Task brief ▸ The records below are to be repeated in full, exactly as they are.

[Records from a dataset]
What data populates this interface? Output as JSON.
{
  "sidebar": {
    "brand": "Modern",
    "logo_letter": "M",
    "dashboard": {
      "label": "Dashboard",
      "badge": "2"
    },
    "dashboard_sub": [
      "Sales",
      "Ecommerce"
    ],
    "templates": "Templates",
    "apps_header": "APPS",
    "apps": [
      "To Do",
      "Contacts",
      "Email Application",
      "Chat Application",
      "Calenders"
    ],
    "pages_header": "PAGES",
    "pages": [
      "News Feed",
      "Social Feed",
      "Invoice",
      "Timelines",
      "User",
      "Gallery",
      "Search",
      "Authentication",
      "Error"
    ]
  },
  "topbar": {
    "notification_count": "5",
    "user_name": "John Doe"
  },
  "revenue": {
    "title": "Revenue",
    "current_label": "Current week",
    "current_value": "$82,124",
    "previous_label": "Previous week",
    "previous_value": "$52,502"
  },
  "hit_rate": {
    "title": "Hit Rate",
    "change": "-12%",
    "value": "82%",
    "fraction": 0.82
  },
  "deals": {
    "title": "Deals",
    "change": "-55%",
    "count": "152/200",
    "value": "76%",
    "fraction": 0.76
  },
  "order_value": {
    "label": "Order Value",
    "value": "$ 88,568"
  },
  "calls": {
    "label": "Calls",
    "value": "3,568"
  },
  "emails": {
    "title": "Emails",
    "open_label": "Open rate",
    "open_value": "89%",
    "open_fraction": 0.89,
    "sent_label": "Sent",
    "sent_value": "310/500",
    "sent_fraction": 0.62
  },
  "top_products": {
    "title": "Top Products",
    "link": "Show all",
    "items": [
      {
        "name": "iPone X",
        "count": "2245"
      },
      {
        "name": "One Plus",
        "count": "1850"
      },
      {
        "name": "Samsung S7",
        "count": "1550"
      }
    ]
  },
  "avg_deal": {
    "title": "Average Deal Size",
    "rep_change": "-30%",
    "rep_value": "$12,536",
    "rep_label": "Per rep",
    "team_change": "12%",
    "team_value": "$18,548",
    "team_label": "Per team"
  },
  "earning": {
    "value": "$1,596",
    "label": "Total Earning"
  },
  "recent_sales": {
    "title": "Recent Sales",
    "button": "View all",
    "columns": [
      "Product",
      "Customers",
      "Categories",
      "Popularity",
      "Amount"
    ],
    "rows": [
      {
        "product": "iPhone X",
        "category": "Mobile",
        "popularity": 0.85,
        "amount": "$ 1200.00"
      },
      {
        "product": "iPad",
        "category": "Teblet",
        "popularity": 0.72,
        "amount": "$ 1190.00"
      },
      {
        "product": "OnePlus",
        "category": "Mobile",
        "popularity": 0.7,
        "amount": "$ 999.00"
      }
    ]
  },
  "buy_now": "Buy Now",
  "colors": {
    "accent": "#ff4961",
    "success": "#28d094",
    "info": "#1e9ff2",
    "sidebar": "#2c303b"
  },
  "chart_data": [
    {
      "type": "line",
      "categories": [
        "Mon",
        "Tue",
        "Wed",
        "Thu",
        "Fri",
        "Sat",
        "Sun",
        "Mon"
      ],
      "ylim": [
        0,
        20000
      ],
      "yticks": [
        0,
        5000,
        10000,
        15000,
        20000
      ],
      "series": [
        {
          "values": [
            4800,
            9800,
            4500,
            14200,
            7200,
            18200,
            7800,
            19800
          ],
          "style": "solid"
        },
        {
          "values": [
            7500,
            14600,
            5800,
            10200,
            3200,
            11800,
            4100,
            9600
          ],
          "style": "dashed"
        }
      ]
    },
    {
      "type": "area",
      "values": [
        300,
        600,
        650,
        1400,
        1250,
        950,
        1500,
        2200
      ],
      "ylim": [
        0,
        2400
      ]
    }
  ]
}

Answer ▸
What data populates this interface? Output as JSON.
{
  "sidebar": {
    "brand": "Modern",
    "logo_letter": "M",
    "dashboard": {
      "label": "Dashboard",
      "badge": "2"
    },
    "dashboard_sub": [
      "Sales",
      "Ecommerce"
    ],
    "templates": "Templates",
    "apps_header": "APPS",
    "apps": [
      "To Do",
      "Contacts",
      "Email Application",
      "Chat Application",
      "Calenders"
    ],
    "pages_header": "PAGES",
    "pages": [
      "News Feed",
      "Social Feed",
      "Invoice",
      "Timelines",
      "User",
      "Gallery",
      "Search",
      "Authentication",
      "Error"
    ]
  },
  "topbar": {
    "notification_count": "5",
    "user_name": "John Doe"
  },
  "revenue": {
    "title": "Revenue",
    "current_label": "Current week",
    "current_value": "$82,124",
    "previous_label": "Previous week",
    "previous_value": "$52,502"
  },
  "hit_rate": {
    "title": "Hit Rate",
    "change": "-12%",
    "value": "82%",
    "fraction": 0.82
  },
  "deals": {
    "title": "Deals",
    "change": "-55%",
    "count": "152/200",
    "value": "76%",
    "fraction": 0.76
  },
  "order_value": {
    "label": "Order Value",
    "value": "$ 88,568"
  },
  "calls": {
    "label": "Calls",
    "value": "3,568"
  },
  "emails": {
    "title": "Emails",
    "open_label": "Open rate",
    "open_value": "89%",
    "open_fraction": 0.89,
    "sent_label": "Sent",
    "sent_value": "310/500",
    "sent_fraction": 0.62
  },
  "top_products": {
    "title": "Top Products",
    "link": "Show all",
    "items": [
      {
        "name": "iPone X",
        "count": "2245"
      },
      {
        "name": "One Plus",
        "count": "1850"
      },
      {
        "name": "Samsung S7",
        "count": "1550"
      }
    ]
  },
  "avg_deal": {
    "title": "Average Deal Size",
    "rep_change": "-30%",
    "rep_value": "$12,536",
    "rep_label": "Per rep",
    "team_change": "12%",
    "team_value": "$18,548",
    "team_label": "Per team"
  },
  "earning": {
    "value": "$1,596",
    "label": "Total Earning"
  },
  "recent_sales": {
    "title": "Recent Sales",
    "button": "View all",
    "columns": [
      "Product",
      "Customers",
      "Categories",
      "Popularity",
      "Amount"
    ],
    "rows": [
      {
        "product": "iPhone X",
        "category": "Mobile",
        "popularity": 0.85,
        "amount": "$ 1200.00"
      },
      {
        "product": "iPad",
        "category": "Teblet",
        "popularity": 0.72,
        "amount": "$ 1190.00"
      },
      {
        "product": "OnePlus",
        "category": "Mobile",
        "popularity": 0.7,
        "amount": "$ 999.00"
      }
    ]
  },
  "buy_now": "Buy Now",
  "colors": {
    "accent": "#ff4961",
    "success": "#28d094",
    "info": "#1e9ff2",
    "sidebar": "#2c303b"
  },
  "chart_data": [
    {
      "type": "line",
      "categories": [
        "Mon",
        "Tue",
        "Wed",
        "Thu",
        "Fri",
        "Sat",
        "Sun",
        "Mon"
      ],
      "ylim": [
        0,
        20000
      ],
      "yticks": [
        0,
        5000,
        10000,
        15000,
        20000
      ],
      "series": [
        {
          "values": [
            4800,
            9800,
            4500,
            14200,
            7200,
            18200,
            7800,
            19800
          ],
          "style": "solid"
        },
        {
          "values": [
            7500,
            14600,
            5800,
            10200,
            3200,
            11800,
            4100,
            9600
          ],
          "style": "dashed"
        }
      ]
    },
    {
      "type": "area",
      "values": [
        300,
        600,
        650,
        1400,
        1250,
        950,
        1500,
        2200
      ],
      "ylim": [
        0,
        2400
      ]
    }
  ]
}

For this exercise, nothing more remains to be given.